Zubayr was dead, his party defeated, but Mu‘āwiya posed a much bigger challenge to Alī’s authority. Whatever his long-term ambitions, he made no effort at this stage to claim the caliphate. He simply demanded that Alī, if he wanted to be caliph, should punish his kinsman’s murderers. He must have known that he was making an impossible demand, for those who attacked Uthmān, and their relatives and friends in Kufa, were the very people on whom Alī had now come to depend for establishing his power. Kufa was not an easy town to govern and had a wild, lawless atmosphere. The new town boasted a mosque at its centre and the main sūqs surrounded it, but it was mainly a network of dusty streets and mud-brick or wooden houses, often makeshift affairs erected by newcomers from the Arabian desert and non-Arabs from the conquered areas of Iraq and Iran who wanted to throw in their lots with the Muslims and benefit from some of the privileges and opportunities which they enjoyed. It was a city riven with social tensions.

At the top of the social pyramid were the leaders of the most powerful tribes in the city, men like Ash‘ath b. Qays al-Kindī, who enjoyed both wealth and social respect because of their family background. But many of these, like Ash‘ath himself, had joined the Muslim cause late. This group were known as sharīf (pl. ashrāf), or nobles. They had hardly known the Prophet, if indeed they had met him at all, and some of them had joined the ridda against the rule of Abū Bakr. Pitted against them, and also claiming leadership and power, were those who had joined the Islamic cause early and who had borne the brunt of the heat and dust of the early battles against the Persians. These were men like Mālik al-Ashtar, who had been one of the leaders of the anti-Uthmān movement in Iraq and who now became one of Alī’s closest advisers. They were often from modest social backgrounds in the pre-Islamic tribal scheme of things, but they had sābiqa, precedence in Islam. Under the system set up by Umar, they had been awarded the highest ranks of payment and pensions, assets they were determined to preserve. There was plenty of reason for antagonism between these two elite groups.

+++++

**Work to complete**
**A)** Answer these questions from the passage on Alī and Kufa:
(i) What did Mu‘āwiya demand that Alī do if he wanted to be caliph?
(ii) What stood at the center of the new town of Kufa?
(iii) What does sābiqa mean?
**B)** Decide whether each statement agrees with the passage on Alī and Kufa, and support each answer with a quotation from it:
(i) At this stage Mu‘āwiya put forward a claim to the caliphate.
(ii) Mālik al-Ashtar became one of Alī's closest advisers.
(iii) The ashrāf had joined the Islamic cause early.
**C)** Pick up the passage on Alī and Kufa after its final sentence and extend it.

+++++

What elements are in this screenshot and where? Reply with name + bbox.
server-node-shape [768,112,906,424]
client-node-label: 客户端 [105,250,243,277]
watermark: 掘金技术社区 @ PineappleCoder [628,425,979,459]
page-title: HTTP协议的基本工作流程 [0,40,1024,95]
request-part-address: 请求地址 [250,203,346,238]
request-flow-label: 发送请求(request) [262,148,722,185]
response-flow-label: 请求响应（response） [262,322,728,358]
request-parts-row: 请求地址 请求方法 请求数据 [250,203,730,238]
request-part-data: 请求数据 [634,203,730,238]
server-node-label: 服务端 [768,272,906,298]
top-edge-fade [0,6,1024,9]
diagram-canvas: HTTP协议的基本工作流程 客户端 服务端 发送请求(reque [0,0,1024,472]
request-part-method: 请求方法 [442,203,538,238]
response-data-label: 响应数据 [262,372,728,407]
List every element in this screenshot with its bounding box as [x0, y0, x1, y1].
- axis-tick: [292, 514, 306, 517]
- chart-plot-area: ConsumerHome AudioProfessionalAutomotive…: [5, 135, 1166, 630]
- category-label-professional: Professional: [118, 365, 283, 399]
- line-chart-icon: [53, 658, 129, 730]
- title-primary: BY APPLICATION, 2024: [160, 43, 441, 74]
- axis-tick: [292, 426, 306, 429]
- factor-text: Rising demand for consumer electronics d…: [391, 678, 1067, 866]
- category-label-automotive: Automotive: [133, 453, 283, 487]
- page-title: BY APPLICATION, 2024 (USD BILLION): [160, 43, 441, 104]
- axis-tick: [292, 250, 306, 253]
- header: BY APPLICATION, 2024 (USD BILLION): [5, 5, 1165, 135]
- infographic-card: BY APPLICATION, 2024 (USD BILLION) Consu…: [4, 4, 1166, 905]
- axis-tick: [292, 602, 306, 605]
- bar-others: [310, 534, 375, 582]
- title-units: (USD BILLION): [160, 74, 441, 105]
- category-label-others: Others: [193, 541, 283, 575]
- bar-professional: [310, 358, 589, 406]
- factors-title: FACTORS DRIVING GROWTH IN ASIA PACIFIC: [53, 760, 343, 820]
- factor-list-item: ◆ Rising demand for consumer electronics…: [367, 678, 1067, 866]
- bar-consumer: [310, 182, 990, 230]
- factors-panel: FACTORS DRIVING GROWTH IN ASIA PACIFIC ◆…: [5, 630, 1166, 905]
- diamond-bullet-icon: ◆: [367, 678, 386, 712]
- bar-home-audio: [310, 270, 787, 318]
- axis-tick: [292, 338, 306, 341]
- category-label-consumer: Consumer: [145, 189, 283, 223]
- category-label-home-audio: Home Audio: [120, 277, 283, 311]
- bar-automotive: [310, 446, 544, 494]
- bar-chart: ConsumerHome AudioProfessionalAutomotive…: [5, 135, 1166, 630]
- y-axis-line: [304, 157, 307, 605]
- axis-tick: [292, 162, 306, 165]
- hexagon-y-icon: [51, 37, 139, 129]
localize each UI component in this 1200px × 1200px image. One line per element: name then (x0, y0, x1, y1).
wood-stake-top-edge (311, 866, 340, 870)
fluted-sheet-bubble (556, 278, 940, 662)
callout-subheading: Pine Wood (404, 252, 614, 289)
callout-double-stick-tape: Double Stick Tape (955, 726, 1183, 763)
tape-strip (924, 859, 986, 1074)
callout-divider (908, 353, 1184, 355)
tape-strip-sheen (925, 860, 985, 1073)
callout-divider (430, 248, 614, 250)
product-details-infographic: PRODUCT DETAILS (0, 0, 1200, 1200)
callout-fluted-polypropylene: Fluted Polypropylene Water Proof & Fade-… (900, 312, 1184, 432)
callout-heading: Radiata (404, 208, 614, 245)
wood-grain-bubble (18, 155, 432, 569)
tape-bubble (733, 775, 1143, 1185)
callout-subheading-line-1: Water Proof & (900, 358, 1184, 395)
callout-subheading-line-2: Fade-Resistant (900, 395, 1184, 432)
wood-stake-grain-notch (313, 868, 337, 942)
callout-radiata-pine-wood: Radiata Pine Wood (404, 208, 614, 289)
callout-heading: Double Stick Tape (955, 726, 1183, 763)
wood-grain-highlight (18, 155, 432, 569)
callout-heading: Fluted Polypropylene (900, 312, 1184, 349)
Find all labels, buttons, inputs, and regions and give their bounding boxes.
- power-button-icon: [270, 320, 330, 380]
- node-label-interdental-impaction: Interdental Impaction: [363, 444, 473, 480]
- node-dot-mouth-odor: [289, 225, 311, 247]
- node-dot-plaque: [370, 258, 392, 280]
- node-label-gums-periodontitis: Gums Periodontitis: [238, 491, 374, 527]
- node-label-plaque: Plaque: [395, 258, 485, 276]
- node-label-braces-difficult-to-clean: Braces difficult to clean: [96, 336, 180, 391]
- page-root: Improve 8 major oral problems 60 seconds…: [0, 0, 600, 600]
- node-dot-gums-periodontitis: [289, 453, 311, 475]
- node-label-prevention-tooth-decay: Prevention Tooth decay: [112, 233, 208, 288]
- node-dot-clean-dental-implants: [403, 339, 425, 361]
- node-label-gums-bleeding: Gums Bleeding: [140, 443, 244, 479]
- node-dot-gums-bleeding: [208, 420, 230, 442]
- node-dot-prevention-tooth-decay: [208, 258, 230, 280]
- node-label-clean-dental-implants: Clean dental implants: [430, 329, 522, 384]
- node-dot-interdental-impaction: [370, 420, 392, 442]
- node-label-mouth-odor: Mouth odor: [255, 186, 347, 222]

+++++

**Responses to the exercise**
**A)**
(i) Punish his kinsman's murderers.
(ii) A mosque, with the main sūqs around it.
(iii) Precedence in Islam.

**B)**
(i) No: "he made no effort at this stage to claim the caliphate."
(ii) Yes: "who now became one of Alī’s closest advisers."
(iii) No: "many of these, like Ash‘ath himself, had joined the Muslim cause late."

**C)**
Below them in the social scale were a host of ordinary tribesmen with no particular claim to elite status on either ground. These included men who, although they were now Muslims, had joined the cause late or who had failed to play a significant role in the armies of the conquests. Despite their membership of the community, their rewards were small and they had every reason to feel excluded from the benefits others enjoyed. This resentment was real among the first generation but must have become even more strongly felt in the generations which followed, when the elite enjoyed their high status not because of what they themselves had done but because of what their fathers and grandfathers before them had achieved.

At the bottom of the heap were the non-Arab converts to Islam. Many of these were Iranians of some social standing whose lives had been turned upside down by war and conquest and, in many cases, capture and slavery as well. In order to become Muslims, they attached themselves to an Arab-Muslim tribe or prominent individual and became their mawālī (sing. mawlā). This is a word which has no exact English translation. It can mean that they became clients of the tribe, accepting its leadership and supporting its political activities. It can also refer to freedmen, people who had been slaves but had been freed by their masters and converted to Islam. (To add to the confusion the term mawlā is used in later Arabic to mean lord or master but it is the earlier sense with which we are concerned here.) These mawālī felt that they too were Muslims equal to any others and entitled to their tax advantages, especially not paying the jizya or poll tax, a privilege which was the right of all Muslims.

It was a heady brew of rivalries and conflicts, fuelled by strong feelings of injustice. Islam promised so much in terms of equality in religion and membership of the community. It was easy to feel resentful and angry at the failure of the new order to deliver. The fundamental problem was one of resources. Iraq was the richest area of the Middle East and the revenues the Islamic government could extract were huge, but they were never enough to satisfy the demands of all these various constituencies. Inevitably there would be winners and losers; the question was whom they would be.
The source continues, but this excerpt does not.